*Records contained in a dataset*
=====

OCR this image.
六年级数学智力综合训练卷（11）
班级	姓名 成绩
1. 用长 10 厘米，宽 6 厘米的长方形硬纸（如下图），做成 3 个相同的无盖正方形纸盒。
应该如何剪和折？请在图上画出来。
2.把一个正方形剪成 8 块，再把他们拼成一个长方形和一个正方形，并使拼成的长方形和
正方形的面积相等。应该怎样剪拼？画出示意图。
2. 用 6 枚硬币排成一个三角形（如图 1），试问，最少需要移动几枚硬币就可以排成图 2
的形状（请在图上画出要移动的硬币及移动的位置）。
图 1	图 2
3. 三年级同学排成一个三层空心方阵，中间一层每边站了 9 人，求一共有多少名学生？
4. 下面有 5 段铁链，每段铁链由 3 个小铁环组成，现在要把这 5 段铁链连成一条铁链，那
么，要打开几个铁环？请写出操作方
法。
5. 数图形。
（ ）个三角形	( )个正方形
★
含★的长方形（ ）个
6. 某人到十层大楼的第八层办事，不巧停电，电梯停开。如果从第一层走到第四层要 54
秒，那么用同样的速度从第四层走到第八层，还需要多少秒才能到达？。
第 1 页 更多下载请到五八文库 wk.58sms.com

=====

*TASK DESCRIPTION*
Restate the whole of the material exactly.

*COMPLETE RESPONSE*
OCR this image.
六年级数学智力综合训练卷（11）
班级	姓名 成绩
1. 用长 10 厘米，宽 6 厘米的长方形硬纸（如下图），做成 3 个相同的无盖正方形纸盒。
应该如何剪和折？请在图上画出来。
2.把一个正方形剪成 8 块，再把他们拼成一个长方形和一个正方形，并使拼成的长方形和
正方形的面积相等。应该怎样剪拼？画出示意图。
2. 用 6 枚硬币排成一个三角形（如图 1），试问，最少需要移动几枚硬币就可以排成图 2
的形状（请在图上画出要移动的硬币及移动的位置）。
图 1	图 2
3. 三年级同学排成一个三层空心方阵，中间一层每边站了 9 人，求一共有多少名学生？
4. 下面有 5 段铁链，每段铁链由 3 个小铁环组成，现在要把这 5 段铁链连成一条铁链，那
么，要打开几个铁环？请写出操作方
法。
5. 数图形。
（ ）个三角形	( )个正方形
★
含★的长方形（ ）个
6. 某人到十层大楼的第八层办事，不巧停电，电梯停开。如果从第一层走到第四层要 54
秒，那么用同样的速度从第四层走到第八层，还需要多少秒才能到达？。
第 1 页 更多下载请到五八文库 wk.58sms.com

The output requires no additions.